- **WORK TO DO**: Exclude the pictures and retype the entries as written.

- **DATA FOR THE TASK**:
============================================================

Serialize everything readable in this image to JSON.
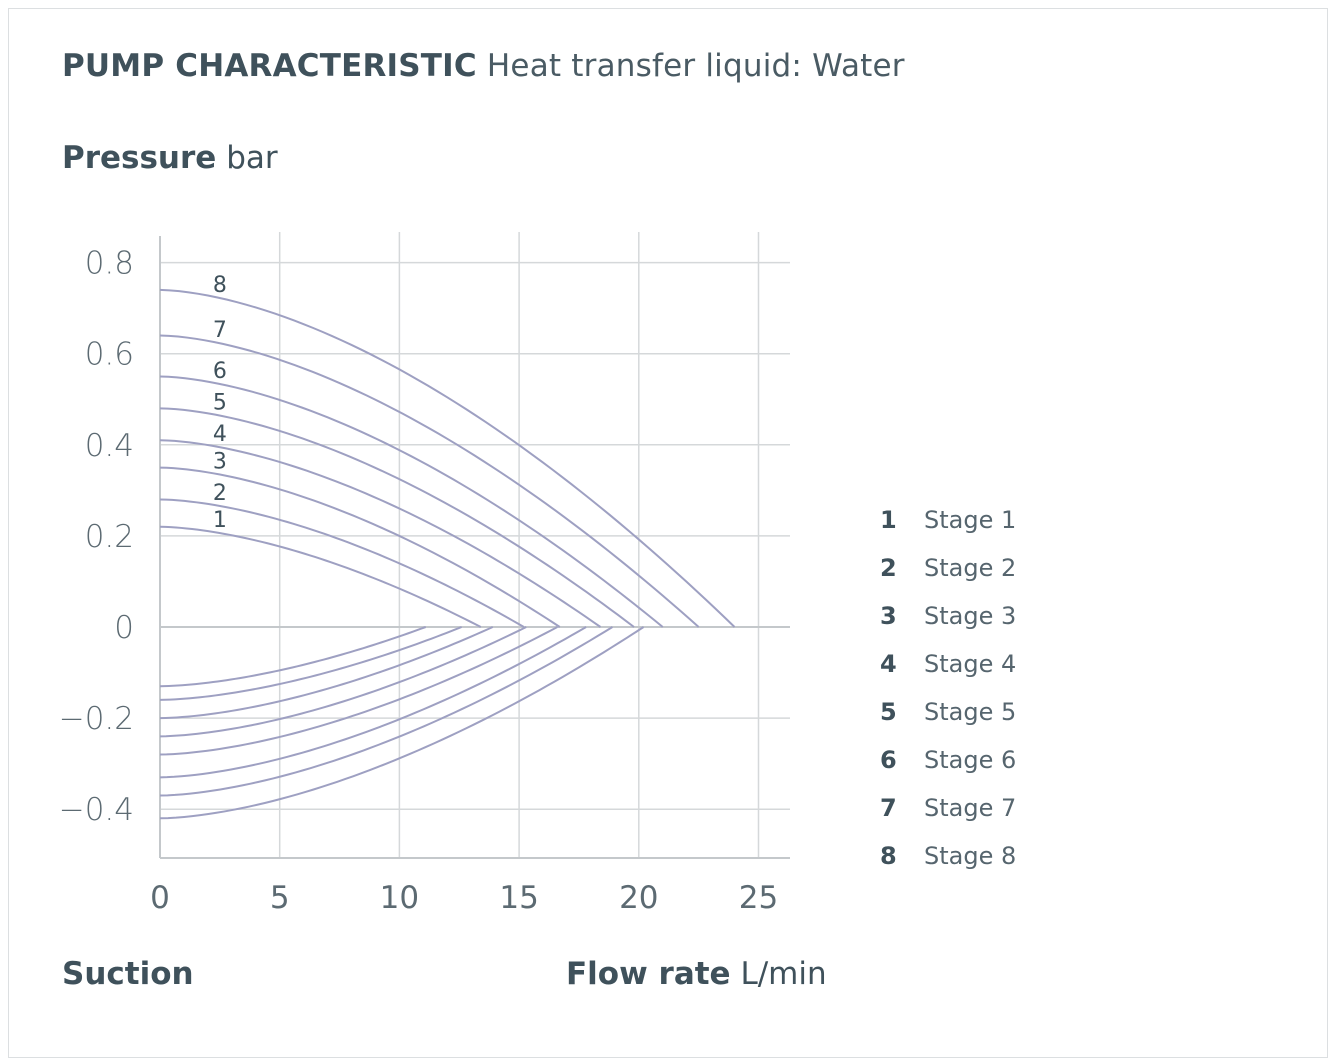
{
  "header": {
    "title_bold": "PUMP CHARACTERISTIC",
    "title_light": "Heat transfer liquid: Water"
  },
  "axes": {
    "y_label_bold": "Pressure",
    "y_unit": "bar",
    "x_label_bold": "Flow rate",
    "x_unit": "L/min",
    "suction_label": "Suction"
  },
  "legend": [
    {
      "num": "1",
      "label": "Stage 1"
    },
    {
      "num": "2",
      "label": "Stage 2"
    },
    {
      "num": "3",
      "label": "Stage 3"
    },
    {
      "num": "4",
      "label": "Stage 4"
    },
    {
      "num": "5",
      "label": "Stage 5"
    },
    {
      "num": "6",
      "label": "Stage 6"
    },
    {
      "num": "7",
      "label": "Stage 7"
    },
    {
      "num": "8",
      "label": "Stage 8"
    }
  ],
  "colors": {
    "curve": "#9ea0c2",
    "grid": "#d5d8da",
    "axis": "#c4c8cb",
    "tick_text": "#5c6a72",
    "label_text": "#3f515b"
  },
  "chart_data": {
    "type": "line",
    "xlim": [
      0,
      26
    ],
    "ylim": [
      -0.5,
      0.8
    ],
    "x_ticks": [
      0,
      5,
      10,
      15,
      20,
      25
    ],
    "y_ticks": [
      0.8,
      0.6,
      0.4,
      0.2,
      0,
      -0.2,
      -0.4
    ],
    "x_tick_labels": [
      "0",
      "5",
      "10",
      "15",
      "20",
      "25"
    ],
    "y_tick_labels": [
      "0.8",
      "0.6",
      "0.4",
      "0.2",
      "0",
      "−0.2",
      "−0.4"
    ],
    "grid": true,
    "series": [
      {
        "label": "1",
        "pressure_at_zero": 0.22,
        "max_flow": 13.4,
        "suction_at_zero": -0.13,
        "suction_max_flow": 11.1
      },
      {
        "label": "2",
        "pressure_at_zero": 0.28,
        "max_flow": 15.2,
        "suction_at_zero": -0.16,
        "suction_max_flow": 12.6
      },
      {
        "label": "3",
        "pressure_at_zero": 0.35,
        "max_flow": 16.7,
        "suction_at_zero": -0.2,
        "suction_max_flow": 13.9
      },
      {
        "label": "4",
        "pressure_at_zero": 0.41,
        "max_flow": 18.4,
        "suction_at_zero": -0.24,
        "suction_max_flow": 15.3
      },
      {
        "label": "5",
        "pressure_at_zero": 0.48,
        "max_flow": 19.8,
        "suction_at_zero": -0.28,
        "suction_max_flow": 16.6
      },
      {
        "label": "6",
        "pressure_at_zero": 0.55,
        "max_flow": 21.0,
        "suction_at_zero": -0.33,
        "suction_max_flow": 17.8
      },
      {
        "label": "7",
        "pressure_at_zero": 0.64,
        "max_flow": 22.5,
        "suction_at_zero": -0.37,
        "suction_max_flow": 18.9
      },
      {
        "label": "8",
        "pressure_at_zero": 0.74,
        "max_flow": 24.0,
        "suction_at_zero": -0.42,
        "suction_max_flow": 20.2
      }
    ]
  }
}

============================================================

- **THE RESPONSE**:
Serialize everything readable in this image to JSON.
{
  "header": {
    "title_bold": "PUMP CHARACTERISTIC",
    "title_light": "Heat transfer liquid: Water"
  },
  "axes": {
    "y_label_bold": "Pressure",
    "y_unit": "bar",
    "x_label_bold": "Flow rate",
    "x_unit": "L/min",
    "suction_label": "Suction"
  },
  "legend": [
    {
      "num": "1",
      "label": "Stage 1"
    },
    {
      "num": "2",
      "label": "Stage 2"
    },
    {
      "num": "3",
      "label": "Stage 3"
    },
    {
      "num": "4",
      "label": "Stage 4"
    },
    {
      "num": "5",
      "label": "Stage 5"
    },
    {
      "num": "6",
      "label": "Stage 6"
    },
    {
      "num": "7",
      "label": "Stage 7"
    },
    {
      "num": "8",
      "label": "Stage 8"
    }
  ],
  "colors": {
    "curve": "#9ea0c2",
    "grid": "#d5d8da",
    "axis": "#c4c8cb",
    "tick_text": "#5c6a72",
    "label_text": "#3f515b"
  },
  "chart_data": {
    "type": "line",
    "xlim": [
      0,
      26
    ],
    "ylim": [
      -0.5,
      0.8
    ],
    "x_ticks": [
      0,
      5,
      10,
      15,
      20,
      25
    ],
    "y_ticks": [
      0.8,
      0.6,
      0.4,
      0.2,
      0,
      -0.2,
      -0.4
    ],
    "x_tick_labels": [
      "0",
      "5",
      "10",
      "15",
      "20",
      "25"
    ],
    "y_tick_labels": [
      "0.8",
      "0.6",
      "0.4",
      "0.2",
      "0",
      "−0.2",
      "−0.4"
    ],
    "grid": true,
    "series": [
      {
        "label": "1",
        "pressure_at_zero": 0.22,
        "max_flow": 13.4,
        "suction_at_zero": -0.13,
        "suction_max_flow": 11.1
      },
      {
        "label": "2",
        "pressure_at_zero": 0.28,
        "max_flow": 15.2,
        "suction_at_zero": -0.16,
        "suction_max_flow": 12.6
      },
      {
        "label": "3",
        "pressure_at_zero": 0.35,
        "max_flow": 16.7,
        "suction_at_zero": -0.2,
        "suction_max_flow": 13.9
      },
      {
        "label": "4",
        "pressure_at_zero": 0.41,
        "max_flow": 18.4,
        "suction_at_zero": -0.24,
        "suction_max_flow": 15.3
      },
      {
        "label": "5",
        "pressure_at_zero": 0.48,
        "max_flow": 19.8,
        "suction_at_zero": -0.28,
        "suction_max_flow": 16.6
      },
      {
        "label": "6",
        "pressure_at_zero": 0.55,
        "max_flow": 21.0,
        "suction_at_zero": -0.33,
        "suction_max_flow": 17.8
      },
      {
        "label": "7",
        "pressure_at_zero": 0.64,
        "max_flow": 22.5,
        "suction_at_zero": -0.37,
        "suction_max_flow": 18.9
      },
      {
        "label": "8",
        "pressure_at_zero": 0.74,
        "max_flow": 24.0,
        "suction_at_zero": -0.42,
        "suction_max_flow": 20.2
      }
    ]
  }
}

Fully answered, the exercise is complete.